------ Data shown

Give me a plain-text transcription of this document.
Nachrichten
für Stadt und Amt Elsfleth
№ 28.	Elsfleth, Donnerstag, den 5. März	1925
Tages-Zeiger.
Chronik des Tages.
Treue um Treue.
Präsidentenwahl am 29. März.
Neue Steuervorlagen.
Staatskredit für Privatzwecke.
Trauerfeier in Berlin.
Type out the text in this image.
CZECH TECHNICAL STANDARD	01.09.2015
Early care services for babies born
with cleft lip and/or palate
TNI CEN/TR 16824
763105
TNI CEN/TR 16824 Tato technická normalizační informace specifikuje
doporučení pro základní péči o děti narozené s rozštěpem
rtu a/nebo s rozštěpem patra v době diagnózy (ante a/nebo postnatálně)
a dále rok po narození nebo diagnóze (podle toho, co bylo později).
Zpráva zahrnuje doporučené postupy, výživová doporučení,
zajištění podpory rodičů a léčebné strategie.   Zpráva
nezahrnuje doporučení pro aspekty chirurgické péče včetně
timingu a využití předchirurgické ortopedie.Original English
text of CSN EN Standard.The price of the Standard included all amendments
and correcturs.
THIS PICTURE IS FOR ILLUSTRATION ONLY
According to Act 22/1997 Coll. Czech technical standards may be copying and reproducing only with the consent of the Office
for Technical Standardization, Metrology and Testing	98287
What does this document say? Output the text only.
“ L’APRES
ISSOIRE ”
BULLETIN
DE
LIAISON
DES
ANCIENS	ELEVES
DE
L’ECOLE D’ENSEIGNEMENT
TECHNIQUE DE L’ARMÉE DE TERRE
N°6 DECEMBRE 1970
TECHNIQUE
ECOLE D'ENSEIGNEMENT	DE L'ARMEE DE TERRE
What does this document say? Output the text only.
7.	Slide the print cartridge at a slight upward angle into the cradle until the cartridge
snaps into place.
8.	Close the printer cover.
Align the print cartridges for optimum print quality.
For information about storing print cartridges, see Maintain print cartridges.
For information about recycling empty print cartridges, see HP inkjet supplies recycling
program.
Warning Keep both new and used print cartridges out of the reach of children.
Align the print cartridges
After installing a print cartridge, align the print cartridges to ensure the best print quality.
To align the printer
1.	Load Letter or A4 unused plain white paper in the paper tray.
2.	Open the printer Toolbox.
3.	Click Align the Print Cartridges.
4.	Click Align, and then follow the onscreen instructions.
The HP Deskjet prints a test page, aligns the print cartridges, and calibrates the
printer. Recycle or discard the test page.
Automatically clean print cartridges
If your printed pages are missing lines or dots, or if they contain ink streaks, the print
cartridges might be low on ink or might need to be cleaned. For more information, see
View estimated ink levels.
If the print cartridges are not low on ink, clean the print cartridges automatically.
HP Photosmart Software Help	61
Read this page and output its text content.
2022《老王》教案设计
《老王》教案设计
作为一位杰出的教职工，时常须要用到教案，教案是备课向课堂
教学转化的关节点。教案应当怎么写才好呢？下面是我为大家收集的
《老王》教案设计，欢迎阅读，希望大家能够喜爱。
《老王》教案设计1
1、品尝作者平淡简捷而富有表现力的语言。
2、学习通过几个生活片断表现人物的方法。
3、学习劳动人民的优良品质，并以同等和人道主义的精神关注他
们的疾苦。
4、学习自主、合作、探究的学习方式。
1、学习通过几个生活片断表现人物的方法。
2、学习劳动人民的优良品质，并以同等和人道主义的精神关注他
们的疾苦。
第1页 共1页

------------

Given problem >> From the records above, extract every entry exactly as given.

Response below >>
Give me a plain-text transcription of this document.
Nachrichten
für Stadt und Amt Elsfleth
№ 28.	Elsfleth, Donnerstag, den 5. März	1925
Tages-Zeiger.
Chronik des Tages.
Treue um Treue.
Präsidentenwahl am 29. März.
Neue Steuervorlagen.
Staatskredit für Privatzwecke.
Trauerfeier in Berlin.
Type out the text in this image.
CZECH TECHNICAL STANDARD	01.09.2015
Early care services for babies born
with cleft lip and/or palate
TNI CEN/TR 16824
763105
TNI CEN/TR 16824 Tato technická normalizační informace specifikuje
doporučení pro základní péči o děti narozené s rozštěpem
rtu a/nebo s rozštěpem patra v době diagnózy (ante a/nebo postnatálně)
a dále rok po narození nebo diagnóze (podle toho, co bylo později).
Zpráva zahrnuje doporučené postupy, výživová doporučení,
zajištění podpory rodičů a léčebné strategie.   Zpráva
nezahrnuje doporučení pro aspekty chirurgické péče včetně
timingu a využití předchirurgické ortopedie.Original English
text of CSN EN Standard.The price of the Standard included all amendments
and correcturs.
THIS PICTURE IS FOR ILLUSTRATION ONLY
According to Act 22/1997 Coll. Czech technical standards may be copying and reproducing only with the consent of the Office
for Technical Standardization, Metrology and Testing	98287
What does this document say? Output the text only.
“ L’APRES
ISSOIRE ”
BULLETIN
DE
LIAISON
DES
ANCIENS	ELEVES
DE
L’ECOLE D’ENSEIGNEMENT
TECHNIQUE DE L’ARMÉE DE TERRE
N°6 DECEMBRE 1970
TECHNIQUE
ECOLE D'ENSEIGNEMENT	DE L'ARMEE DE TERRE
What does this document say? Output the text only.
7.	Slide the print cartridge at a slight upward angle into the cradle until the cartridge
snaps into place.
8.	Close the printer cover.
Align the print cartridges for optimum print quality.
For information about storing print cartridges, see Maintain print cartridges.
For information about recycling empty print cartridges, see HP inkjet supplies recycling
program.
Warning Keep both new and used print cartridges out of the reach of children.
Align the print cartridges
After installing a print cartridge, align the print cartridges to ensure the best print quality.
To align the printer
1.	Load Letter or A4 unused plain white paper in the paper tray.
2.	Open the printer Toolbox.
3.	Click Align the Print Cartridges.
4.	Click Align, and then follow the onscreen instructions.
The HP Deskjet prints a test page, aligns the print cartridges, and calibrates the
printer. Recycle or discard the test page.
Automatically clean print cartridges
If your printed pages are missing lines or dots, or if they contain ink streaks, the print
cartridges might be low on ink or might need to be cleaned. For more information, see
View estimated ink levels.
If the print cartridges are not low on ink, clean the print cartridges automatically.
HP Photosmart Software Help	61
Read this page and output its text content.
2022《老王》教案设计
《老王》教案设计
作为一位杰出的教职工，时常须要用到教案，教案是备课向课堂
教学转化的关节点。教案应当怎么写才好呢？下面是我为大家收集的
《老王》教案设计，欢迎阅读，希望大家能够喜爱。
《老王》教案设计1
1、品尝作者平淡简捷而富有表现力的语言。
2、学习通过几个生活片断表现人物的方法。
3、学习劳动人民的优良品质，并以同等和人道主义的精神关注他
们的疾苦。
4、学习自主、合作、探究的学习方式。
1、学习通过几个生活片断表现人物的方法。
2、学习劳动人民的优良品质，并以同等和人道主义的精神关注他
们的疾苦。
第1页 共1页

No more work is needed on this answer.